**Problem details**.
The data below should be printed in full, exactly, and without any of its images.

(Data excerpts)
************

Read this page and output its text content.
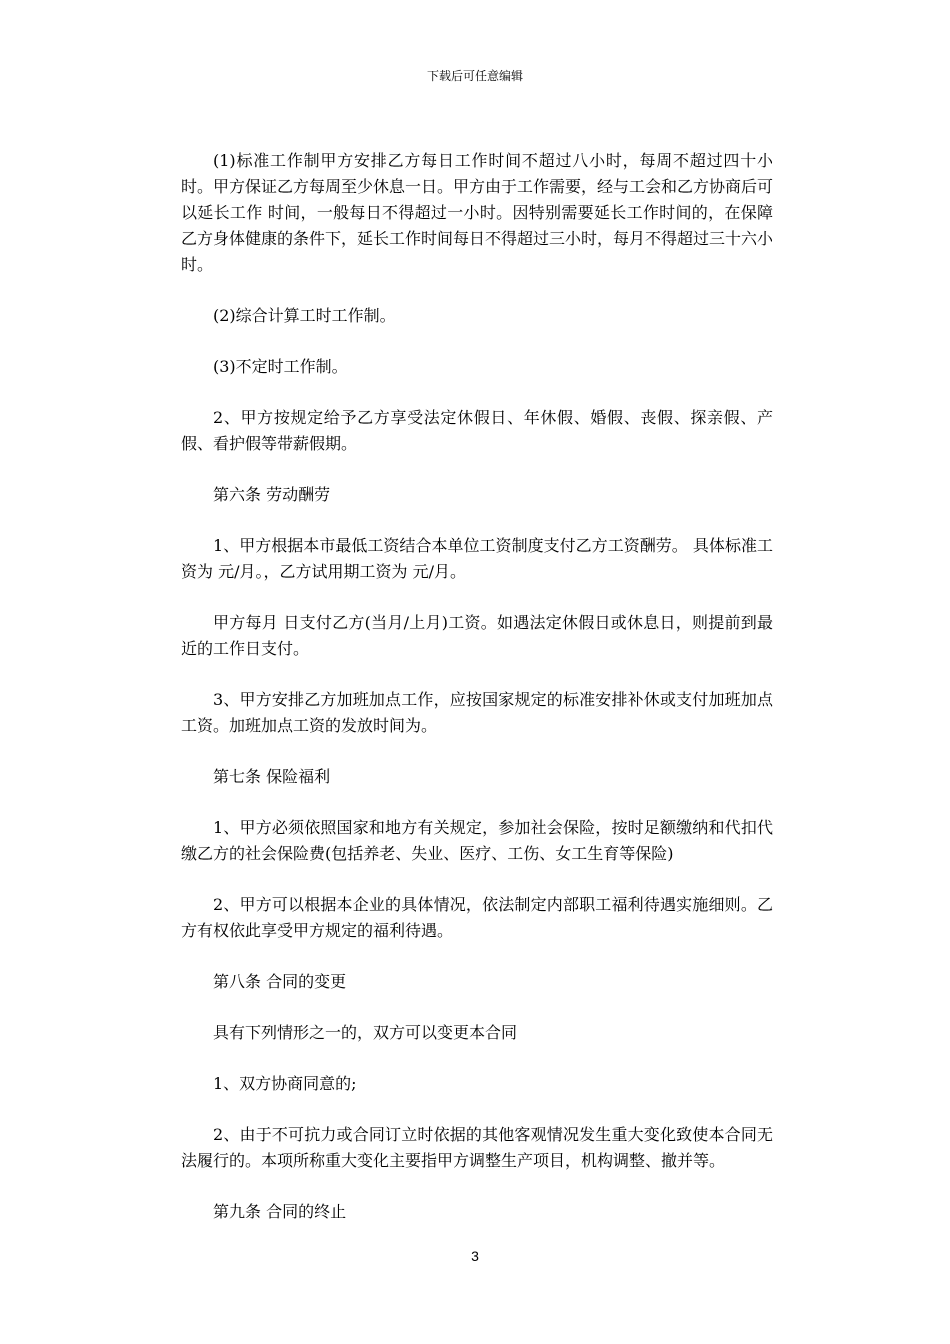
下载后可任意编辑

(1)标准工作制甲方安排乙方每日工作时间不超过八小时，每周不超过四十小时。甲方保证乙方每周至少休息一日。甲方由于工作需要，经与工会和乙方协商后可以延长工作 时间，一般每日不得超过一小时。因特别需要延长工作时间的，在保障乙方身体健康的条件下，延长工作时间每日不得超过三小时，每月不得超过三十六小时。

(2)综合计算工时工作制。

(3)不定时工作制。

2、甲方按规定给予乙方享受法定休假日、年休假、婚假、丧假、探亲假、产假、看护假等带薪假期。

第六条 劳动酬劳

1、甲方根据本市最低工资结合本单位工资制度支付乙方工资酬劳。 具体标准工资为 元/月。，乙方试用期工资为 元/月。

甲方每月 日支付乙方(当月/上月)工资。如遇法定休假日或休息日，则提前到最近的工作日支付。

3、甲方安排乙方加班加点工作，应按国家规定的标准安排补休或支付加班加点工资。加班加点工资的发放时间为。

第七条 保险福利

1、甲方必须依照国家和地方有关规定，参加社会保险，按时足额缴纳和代扣代缴乙方的社会保险费(包括养老、失业、医疗、工伤、女工生育等保险)

2、甲方可以根据本企业的具体情况，依法制定内部职工福利待遇实施细则。乙方有权依此享受甲方规定的福利待遇。

第八条 合同的变更

具有下列情形之一的，双方可以变更本合同

1、双方协商同意的;

2、由于不可抗力或合同订立时依据的其他客观情况发生重大变化致使本合同无法履行的。本项所称重大变化主要指甲方调整生产项目，机构调整、撤并等。

第九条 合同的终止

3
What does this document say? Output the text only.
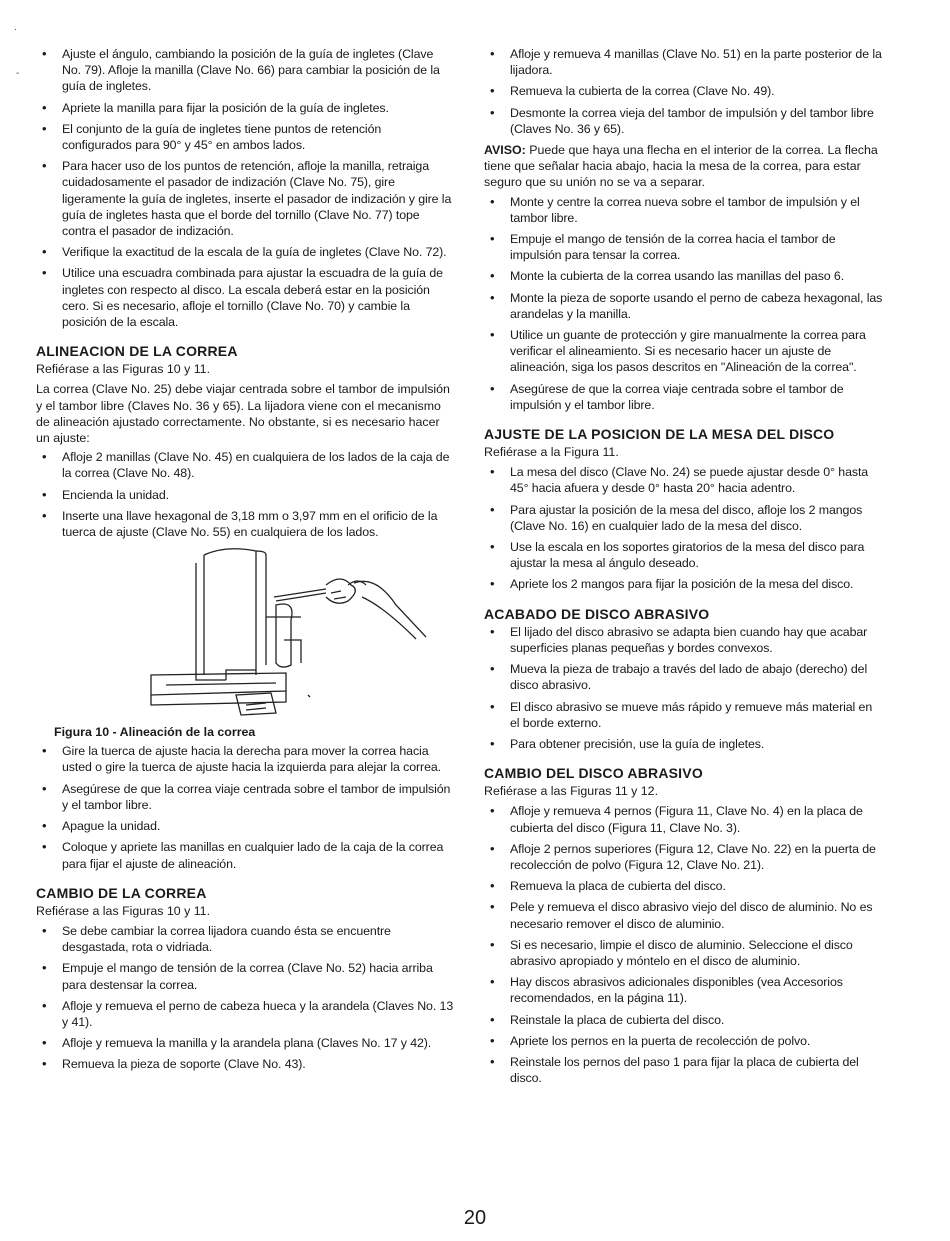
.
-
• Ajuste el ángulo, cambiando la posición de la guía de ingletes (Clave No. 79). Afloje la manilla (Clave No. 66) para cambiar la posición de la guía de ingletes.
• Apriete la manilla para fijar la posición de la guía de ingletes.
• El conjunto de la guía de ingletes tiene puntos de retención configurados para 90° y 45° en ambos lados.
• Para hacer uso de los puntos de retención, afloje la manilla, retraiga cuidadosamente el pasador de indización (Clave No. 75), gire ligeramente la guía de ingletes, inserte el pasador de indización y gire la guía de ingletes hasta que el borde del tornillo (Clave No. 77) tope contra el pasador de indización.
• Verifique la exactitud de la escala de la guía de ingletes (Clave No. 72).
• Utilice una escuadra combinada para ajustar la escuadra de la guía de ingletes con respecto al disco. La escala deberá estar en la posición cero. Si es necesario, afloje el tornillo (Clave No. 70) y cambie la posición de la escala.
ALINEACION DE LA CORREA
Refiérase a las Figuras 10 y 11.
La correa (Clave No. 25) debe viajar centrada sobre el tambor de impulsión y el tambor libre (Claves No. 36 y 65). La lijadora viene con el mecanismo de alineación ajustado correctamente. No obstante, si es necesario hacer un ajuste:
• Afloje 2 manillas (Clave No. 45) en cualquiera de los lados de la caja de la correa (Clave No. 48).
• Encienda la unidad.
• Inserte una llave hexagonal de 3,18 mm o 3,97 mm en el orificio de la tuerca de ajuste (Clave No. 55) en cualquiera de los lados.
Figura 10 - Alineación de la correa
• Gire la tuerca de ajuste hacia la derecha para mover la correa hacia usted o gire la tuerca de ajuste hacia la izquierda para alejar la correa.
• Asegúrese de que la correa viaje centrada sobre el tambor de impulsión y el tambor libre.
• Apague la unidad.
• Coloque y apriete las manillas en cualquier lado de la caja de la correa para fijar el ajuste de alineación.
CAMBIO DE LA CORREA
Refiérase a las Figuras 10 y 11.
• Se debe cambiar la correa lijadora cuando ésta se encuentre desgastada, rota o vidriada.
• Empuje el mango de tensión de la correa (Clave No. 52) hacia arriba para destensar la correa.
• Afloje y remueva el perno de cabeza hueca y la arandela (Claves No. 13 y 41).
• Afloje y remueva la manilla y la arandela plana (Claves No. 17 y 42).
• Remueva la pieza de soporte (Clave No. 43).
• Afloje y remueva 4 manillas (Clave No. 51) en la parte posterior de la lijadora.
• Remueva la cubierta de la correa (Clave No. 49).
• Desmonte la correa vieja del tambor de impulsión y del tambor libre (Claves No. 36 y 65).
AVISO: Puede que haya una flecha en el interior de la correa. La flecha tiene que señalar hacia abajo, hacia la mesa de la correa, para estar seguro que su unión no se va a separar.
• Monte y centre la correa nueva sobre el tambor de impulsión y el tambor libre.
• Empuje el mango de tensión de la correa hacia el tambor de impulsión para tensar la correa.
• Monte la cubierta de la correa usando las manillas del paso 6.
• Monte la pieza de soporte usando el perno de cabeza hexagonal, las arandelas y la manilla.
• Utilice un guante de protección y gire manualmente la correa para verificar el alineamiento. Si es necesario hacer un ajuste de alineación, siga los pasos descritos en "Alineación de la correa".
• Asegúrese de que la correa viaje centrada sobre el tambor de impulsión y el tambor libre.
AJUSTE DE LA POSICION DE LA MESA DEL DISCO
Refiérase a la Figura 11.
• La mesa del disco (Clave No. 24) se puede ajustar desde 0° hasta 45° hacia afuera y desde 0° hasta 20° hacia adentro.
• Para ajustar la posición de la mesa del disco, afloje los 2 mangos (Clave No. 16) en cualquier lado de la mesa del disco.
• Use la escala en los soportes giratorios de la mesa del disco para ajustar la mesa al ángulo deseado.
• Apriete los 2 mangos para fijar la posición de la mesa del disco.
ACABADO DE DISCO ABRASIVO
• El lijado del disco abrasivo se adapta bien cuando hay que acabar superficies planas pequeñas y bordes convexos.
• Mueva la pieza de trabajo a través del lado de abajo (derecho) del disco abrasivo.
• El disco abrasivo se mueve más rápido y remueve más material en el borde externo.
• Para obtener precisión, use la guía de ingletes.
CAMBIO DEL DISCO ABRASIVO
Refiérase a las Figuras 11 y 12.
• Afloje y remueva 4 pernos (Figura 11, Clave No. 4) en la placa de cubierta del disco (Figura 11, Clave No. 3).
• Afloje 2 pernos superiores (Figura 12, Clave No. 22) en la puerta de recolección de polvo (Figura 12, Clave No. 21).
• Remueva la placa de cubierta del disco.
• Pele y remueva el disco abrasivo viejo del disco de aluminio. No es necesario remover el disco de aluminio.
• Si es necesario, limpie el disco de aluminio. Seleccione el disco abrasivo apropiado y móntelo en el disco de aluminio.
• Hay discos abrasivos adicionales disponibles (vea Accesorios recomendados, en la página 11).
• Reinstale la placa de cubierta del disco.
• Apriete los pernos en la puerta de recolección de polvo.
• Reinstale los pernos del paso 1 para fijar la placa de cubierta del disco.
20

************

**Result**.
Read this page and output its text content.
下载后可任意编辑

(1)标准工作制甲方安排乙方每日工作时间不超过八小时，每周不超过四十小时。甲方保证乙方每周至少休息一日。甲方由于工作需要，经与工会和乙方协商后可以延长工作 时间，一般每日不得超过一小时。因特别需要延长工作时间的，在保障乙方身体健康的条件下，延长工作时间每日不得超过三小时，每月不得超过三十六小时。

(2)综合计算工时工作制。

(3)不定时工作制。

2、甲方按规定给予乙方享受法定休假日、年休假、婚假、丧假、探亲假、产假、看护假等带薪假期。

第六条 劳动酬劳

1、甲方根据本市最低工资结合本单位工资制度支付乙方工资酬劳。 具体标准工资为 元/月。，乙方试用期工资为 元/月。

甲方每月 日支付乙方(当月/上月)工资。如遇法定休假日或休息日，则提前到最近的工作日支付。

3、甲方安排乙方加班加点工作，应按国家规定的标准安排补休或支付加班加点工资。加班加点工资的发放时间为。

第七条 保险福利

1、甲方必须依照国家和地方有关规定，参加社会保险，按时足额缴纳和代扣代缴乙方的社会保险费(包括养老、失业、医疗、工伤、女工生育等保险)

2、甲方可以根据本企业的具体情况，依法制定内部职工福利待遇实施细则。乙方有权依此享受甲方规定的福利待遇。

第八条 合同的变更

具有下列情形之一的，双方可以变更本合同

1、双方协商同意的;

2、由于不可抗力或合同订立时依据的其他客观情况发生重大变化致使本合同无法履行的。本项所称重大变化主要指甲方调整生产项目，机构调整、撤并等。

第九条 合同的终止

3
What does this document say? Output the text only.
.
-
• Ajuste el ángulo, cambiando la posición de la guía de ingletes (Clave No. 79). Afloje la manilla (Clave No. 66) para cambiar la posición de la guía de ingletes.
• Apriete la manilla para fijar la posición de la guía de ingletes.
• El conjunto de la guía de ingletes tiene puntos de retención configurados para 90° y 45° en ambos lados.
• Para hacer uso de los puntos de retención, afloje la manilla, retraiga cuidadosamente el pasador de indización (Clave No. 75), gire ligeramente la guía de ingletes, inserte el pasador de indización y gire la guía de ingletes hasta que el borde del tornillo (Clave No. 77) tope contra el pasador de indización.
• Verifique la exactitud de la escala de la guía de ingletes (Clave No. 72).
• Utilice una escuadra combinada para ajustar la escuadra de la guía de ingletes con respecto al disco. La escala deberá estar en la posición cero. Si es necesario, afloje el tornillo (Clave No. 70) y cambie la posición de la escala.
ALINEACION DE LA CORREA
Refiérase a las Figuras 10 y 11.
La correa (Clave No. 25) debe viajar centrada sobre el tambor de impulsión y el tambor libre (Claves No. 36 y 65). La lijadora viene con el mecanismo de alineación ajustado correctamente. No obstante, si es necesario hacer un ajuste:
• Afloje 2 manillas (Clave No. 45) en cualquiera de los lados de la caja de la correa (Clave No. 48).
• Encienda la unidad.
• Inserte una llave hexagonal de 3,18 mm o 3,97 mm en el orificio de la tuerca de ajuste (Clave No. 55) en cualquiera de los lados.
Figura 10 - Alineación de la correa
• Gire la tuerca de ajuste hacia la derecha para mover la correa hacia usted o gire la tuerca de ajuste hacia la izquierda para alejar la correa.
• Asegúrese de que la correa viaje centrada sobre el tambor de impulsión y el tambor libre.
• Apague la unidad.
• Coloque y apriete las manillas en cualquier lado de la caja de la correa para fijar el ajuste de alineación.
CAMBIO DE LA CORREA
Refiérase a las Figuras 10 y 11.
• Se debe cambiar la correa lijadora cuando ésta se encuentre desgastada, rota o vidriada.
• Empuje el mango de tensión de la correa (Clave No. 52) hacia arriba para destensar la correa.
• Afloje y remueva el perno de cabeza hueca y la arandela (Claves No. 13 y 41).
• Afloje y remueva la manilla y la arandela plana (Claves No. 17 y 42).
• Remueva la pieza de soporte (Clave No. 43).
• Afloje y remueva 4 manillas (Clave No. 51) en la parte posterior de la lijadora.
• Remueva la cubierta de la correa (Clave No. 49).
• Desmonte la correa vieja del tambor de impulsión y del tambor libre (Claves No. 36 y 65).
AVISO: Puede que haya una flecha en el interior de la correa. La flecha tiene que señalar hacia abajo, hacia la mesa de la correa, para estar seguro que su unión no se va a separar.
• Monte y centre la correa nueva sobre el tambor de impulsión y el tambor libre.
• Empuje el mango de tensión de la correa hacia el tambor de impulsión para tensar la correa.
• Monte la cubierta de la correa usando las manillas del paso 6.
• Monte la pieza de soporte usando el perno de cabeza hexagonal, las arandelas y la manilla.
• Utilice un guante de protección y gire manualmente la correa para verificar el alineamiento. Si es necesario hacer un ajuste de alineación, siga los pasos descritos en "Alineación de la correa".
• Asegúrese de que la correa viaje centrada sobre el tambor de impulsión y el tambor libre.
AJUSTE DE LA POSICION DE LA MESA DEL DISCO
Refiérase a la Figura 11.
• La mesa del disco (Clave No. 24) se puede ajustar desde 0° hasta 45° hacia afuera y desde 0° hasta 20° hacia adentro.
• Para ajustar la posición de la mesa del disco, afloje los 2 mangos (Clave No. 16) en cualquier lado de la mesa del disco.
• Use la escala en los soportes giratorios de la mesa del disco para ajustar la mesa al ángulo deseado.
• Apriete los 2 mangos para fijar la posición de la mesa del disco.
ACABADO DE DISCO ABRASIVO
• El lijado del disco abrasivo se adapta bien cuando hay que acabar superficies planas pequeñas y bordes convexos.
• Mueva la pieza de trabajo a través del lado de abajo (derecho) del disco abrasivo.
• El disco abrasivo se mueve más rápido y remueve más material en el borde externo.
• Para obtener precisión, use la guía de ingletes.
CAMBIO DEL DISCO ABRASIVO
Refiérase a las Figuras 11 y 12.
• Afloje y remueva 4 pernos (Figura 11, Clave No. 4) en la placa de cubierta del disco (Figura 11, Clave No. 3).
• Afloje 2 pernos superiores (Figura 12, Clave No. 22) en la puerta de recolección de polvo (Figura 12, Clave No. 21).
• Remueva la placa de cubierta del disco.
• Pele y remueva el disco abrasivo viejo del disco de aluminio. No es necesario remover el disco de aluminio.
• Si es necesario, limpie el disco de aluminio. Seleccione el disco abrasivo apropiado y móntelo en el disco de aluminio.
• Hay discos abrasivos adicionales disponibles (vea Accesorios recomendados, en la página 11).
• Reinstale la placa de cubierta del disco.
• Apriete los pernos en la puerta de recolección de polvo.
• Reinstale los pernos del paso 1 para fijar la placa de cubierta del disco.
20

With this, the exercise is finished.